## [Given task]
Return the listing word for word, as given.

## [Records shown]

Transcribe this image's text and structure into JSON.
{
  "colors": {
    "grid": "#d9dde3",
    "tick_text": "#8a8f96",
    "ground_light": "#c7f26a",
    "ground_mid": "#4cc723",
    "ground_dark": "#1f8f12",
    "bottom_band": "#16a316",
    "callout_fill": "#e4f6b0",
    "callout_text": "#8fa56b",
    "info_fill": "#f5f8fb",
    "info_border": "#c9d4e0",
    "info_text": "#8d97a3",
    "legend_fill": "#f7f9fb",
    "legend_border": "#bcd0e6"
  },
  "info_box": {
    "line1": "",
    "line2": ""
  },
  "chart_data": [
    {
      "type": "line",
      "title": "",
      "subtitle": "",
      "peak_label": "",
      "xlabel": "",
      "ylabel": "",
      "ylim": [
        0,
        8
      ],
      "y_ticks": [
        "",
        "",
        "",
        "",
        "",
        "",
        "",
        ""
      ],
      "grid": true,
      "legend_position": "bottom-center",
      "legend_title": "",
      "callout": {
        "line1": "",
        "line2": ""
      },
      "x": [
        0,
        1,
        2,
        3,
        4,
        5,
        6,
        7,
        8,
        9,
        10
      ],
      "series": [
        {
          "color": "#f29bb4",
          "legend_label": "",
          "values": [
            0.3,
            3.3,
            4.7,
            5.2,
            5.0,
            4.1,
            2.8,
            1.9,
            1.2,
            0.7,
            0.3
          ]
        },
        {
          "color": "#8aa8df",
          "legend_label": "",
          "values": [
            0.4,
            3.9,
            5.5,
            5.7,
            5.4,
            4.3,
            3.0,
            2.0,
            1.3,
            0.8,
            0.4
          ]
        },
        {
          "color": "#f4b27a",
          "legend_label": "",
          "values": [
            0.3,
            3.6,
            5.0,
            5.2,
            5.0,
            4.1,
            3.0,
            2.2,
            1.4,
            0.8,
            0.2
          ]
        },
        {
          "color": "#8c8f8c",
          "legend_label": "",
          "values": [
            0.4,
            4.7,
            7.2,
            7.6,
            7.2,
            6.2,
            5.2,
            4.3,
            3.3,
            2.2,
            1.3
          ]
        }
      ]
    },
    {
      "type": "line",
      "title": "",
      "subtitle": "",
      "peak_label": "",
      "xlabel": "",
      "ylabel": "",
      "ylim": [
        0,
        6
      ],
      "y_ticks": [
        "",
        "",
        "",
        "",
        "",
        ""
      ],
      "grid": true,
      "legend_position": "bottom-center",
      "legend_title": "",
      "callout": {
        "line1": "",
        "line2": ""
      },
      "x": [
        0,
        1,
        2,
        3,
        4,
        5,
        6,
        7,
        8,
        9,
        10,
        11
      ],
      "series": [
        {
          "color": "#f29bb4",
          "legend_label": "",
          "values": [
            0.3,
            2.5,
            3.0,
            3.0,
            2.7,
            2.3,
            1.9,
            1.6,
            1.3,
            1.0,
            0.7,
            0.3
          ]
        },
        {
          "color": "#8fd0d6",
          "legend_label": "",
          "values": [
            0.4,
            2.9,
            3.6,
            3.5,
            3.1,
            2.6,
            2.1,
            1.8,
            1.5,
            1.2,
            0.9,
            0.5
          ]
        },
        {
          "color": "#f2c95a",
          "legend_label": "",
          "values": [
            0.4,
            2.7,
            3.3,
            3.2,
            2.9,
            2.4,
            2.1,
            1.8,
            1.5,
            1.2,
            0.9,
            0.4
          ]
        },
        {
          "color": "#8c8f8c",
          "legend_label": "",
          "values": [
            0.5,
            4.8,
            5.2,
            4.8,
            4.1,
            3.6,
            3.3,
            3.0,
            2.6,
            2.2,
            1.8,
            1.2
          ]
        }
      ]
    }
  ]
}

## [Exercise response]
Transcribe this image's text and structure into JSON.
{
  "colors": {
    "grid": "#d9dde3",
    "tick_text": "#8a8f96",
    "ground_light": "#c7f26a",
    "ground_mid": "#4cc723",
    "ground_dark": "#1f8f12",
    "bottom_band": "#16a316",
    "callout_fill": "#e4f6b0",
    "callout_text": "#8fa56b",
    "info_fill": "#f5f8fb",
    "info_border": "#c9d4e0",
    "info_text": "#8d97a3",
    "legend_fill": "#f7f9fb",
    "legend_border": "#bcd0e6"
  },
  "info_box": {
    "line1": "",
    "line2": ""
  },
  "chart_data": [
    {
      "type": "line",
      "title": "",
      "subtitle": "",
      "peak_label": "",
      "xlabel": "",
      "ylabel": "",
      "ylim": [
        0,
        8
      ],
      "y_ticks": [
        "",
        "",
        "",
        "",
        "",
        "",
        "",
        ""
      ],
      "grid": true,
      "legend_position": "bottom-center",
      "legend_title": "",
      "callout": {
        "line1": "",
        "line2": ""
      },
      "x": [
        0,
        1,
        2,
        3,
        4,
        5,
        6,
        7,
        8,
        9,
        10
      ],
      "series": [
        {
          "color": "#f29bb4",
          "legend_label": "",
          "values": [
            0.3,
            3.3,
            4.7,
            5.2,
            5.0,
            4.1,
            2.8,
            1.9,
            1.2,
            0.7,
            0.3
          ]
        },
        {
          "color": "#8aa8df",
          "legend_label": "",
          "values": [
            0.4,
            3.9,
            5.5,
            5.7,
            5.4,
            4.3,
            3.0,
            2.0,
            1.3,
            0.8,
            0.4
          ]
        },
        {
          "color": "#f4b27a",
          "legend_label": "",
          "values": [
            0.3,
            3.6,
            5.0,
            5.2,
            5.0,
            4.1,
            3.0,
            2.2,
            1.4,
            0.8,
            0.2
          ]
        },
        {
          "color": "#8c8f8c",
          "legend_label": "",
          "values": [
            0.4,
            4.7,
            7.2,
            7.6,
            7.2,
            6.2,
            5.2,
            4.3,
            3.3,
            2.2,
            1.3
          ]
        }
      ]
    },
    {
      "type": "line",
      "title": "",
      "subtitle": "",
      "peak_label": "",
      "xlabel": "",
      "ylabel": "",
      "ylim": [
        0,
        6
      ],
      "y_ticks": [
        "",
        "",
        "",
        "",
        "",
        ""
      ],
      "grid": true,
      "legend_position": "bottom-center",
      "legend_title": "",
      "callout": {
        "line1": "",
        "line2": ""
      },
      "x": [
        0,
        1,
        2,
        3,
        4,
        5,
        6,
        7,
        8,
        9,
        10,
        11
      ],
      "series": [
        {
          "color": "#f29bb4",
          "legend_label": "",
          "values": [
            0.3,
            2.5,
            3.0,
            3.0,
            2.7,
            2.3,
            1.9,
            1.6,
            1.3,
            1.0,
            0.7,
            0.3
          ]
        },
        {
          "color": "#8fd0d6",
          "legend_label": "",
          "values": [
            0.4,
            2.9,
            3.6,
            3.5,
            3.1,
            2.6,
            2.1,
            1.8,
            1.5,
            1.2,
            0.9,
            0.5
          ]
        },
        {
          "color": "#f2c95a",
          "legend_label": "",
          "values": [
            0.4,
            2.7,
            3.3,
            3.2,
            2.9,
            2.4,
            2.1,
            1.8,
            1.5,
            1.2,
            0.9,
            0.4
          ]
        },
        {
          "color": "#8c8f8c",
          "legend_label": "",
          "values": [
            0.5,
            4.8,
            5.2,
            4.8,
            4.1,
            3.6,
            3.3,
            3.0,
            2.6,
            2.2,
            1.8,
            1.2
          ]
        }
      ]
    }
  ]
}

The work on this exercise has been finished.